TASK TO CARRY OUT> Keep only the lines that hold the string "Designer", filtering out the rest of the entries below.

Recorded data:

* begin *

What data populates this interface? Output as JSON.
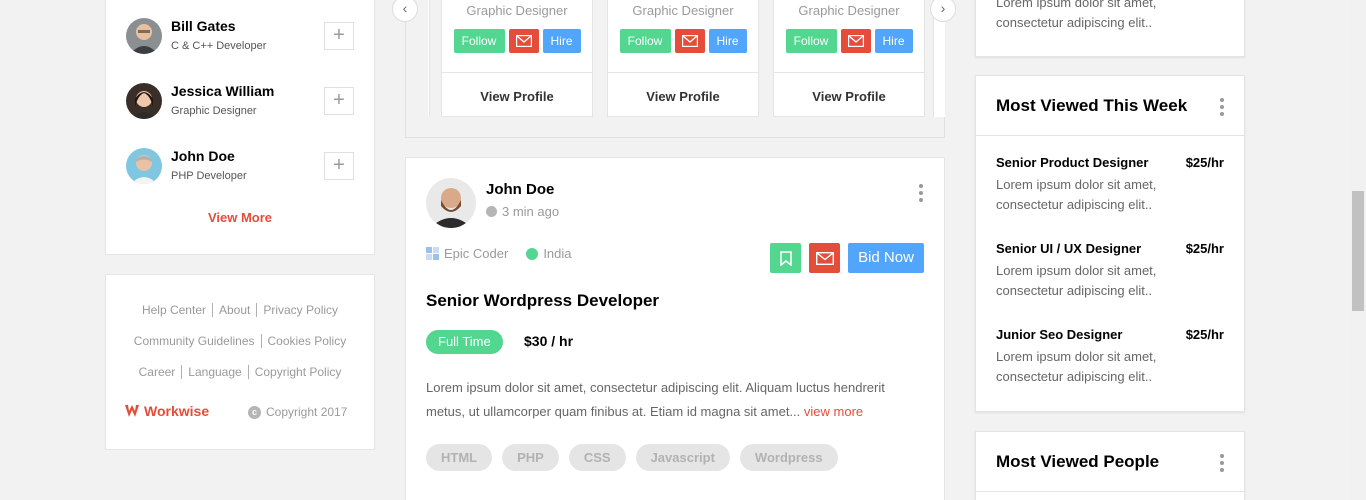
{
  "suggestions": {
    "items": [
      {
        "name": "Bill Gates",
        "role": "C & C++ Developer"
      },
      {
        "name": "Jessica William",
        "role": "Graphic Designer"
      },
      {
        "name": "John Doe",
        "role": "PHP Developer"
      }
    ],
    "add_glyph": "+",
    "view_more": "View More"
  },
  "footer": {
    "row1": [
      "Help Center",
      "About",
      "Privacy Policy"
    ],
    "row2": [
      "Community Guidelines",
      "Cookies Policy"
    ],
    "row3": [
      "Career",
      "Language",
      "Copyright Policy"
    ],
    "brand": "Workwise",
    "copyright": "Copyright 2017",
    "copyright_glyph": "c"
  },
  "carousel": {
    "prev_glyph": "‹",
    "next_glyph": "›",
    "cards": [
      {
        "role": "Graphic Designer",
        "follow": "Follow",
        "hire": "Hire",
        "view_profile": "View Profile"
      },
      {
        "role": "Graphic Designer",
        "follow": "Follow",
        "hire": "Hire",
        "view_profile": "View Profile"
      },
      {
        "role": "Graphic Designer",
        "follow": "Follow",
        "hire": "Hire",
        "view_profile": "View Profile"
      }
    ]
  },
  "post": {
    "author": "John Doe",
    "time": "3 min ago",
    "company": "Epic Coder",
    "location": "India",
    "bid_label": "Bid Now",
    "title": "Senior Wordpress Developer",
    "job_type": "Full Time",
    "rate": "$30 / hr",
    "description": "Lorem ipsum dolor sit amet, consectetur adipiscing elit. Aliquam luctus hendrerit metus, ut ullamcorper quam finibus at. Etiam id magna sit amet...",
    "view_more": "view more",
    "tags": [
      "HTML",
      "PHP",
      "CSS",
      "Javascript",
      "Wordpress"
    ]
  },
  "right": {
    "top_desc": "Lorem ipsum dolor sit amet, consectetur adipiscing elit..",
    "most_viewed_week": {
      "title": "Most Viewed This Week",
      "jobs": [
        {
          "title": "Senior Product Designer",
          "rate": "$25/hr",
          "desc": "Lorem ipsum dolor sit amet, consectetur adipiscing elit.."
        },
        {
          "title": "Senior UI / UX Designer",
          "rate": "$25/hr",
          "desc": "Lorem ipsum dolor sit amet, consectetur adipiscing elit.."
        },
        {
          "title": "Junior Seo Designer",
          "rate": "$25/hr",
          "desc": "Lorem ipsum dolor sit amet, consectetur adipiscing elit.."
        }
      ]
    },
    "most_viewed_people": {
      "title": "Most Viewed People"
    }
  },
  "colors": {
    "accent_red": "#e44d3a",
    "accent_green": "#53d690",
    "accent_blue": "#51a5fb"
  },
  "icons": [
    "plus-icon",
    "mail-icon",
    "bookmark-icon",
    "clock-icon",
    "location-icon",
    "company-icon",
    "more-icon",
    "chevron-left-icon",
    "chevron-right-icon",
    "copyright-icon",
    "workwise-logo"
  ]
}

* end *

SOLUTION>
        "role": "Graphic Designer"
        "role": "Graphic Designer",
        "role": "Graphic Designer",
        "role": "Graphic Designer",
          "title": "Senior Product Designer",
          "title": "Senior UI / UX Designer",
          "title": "Junior Seo Designer",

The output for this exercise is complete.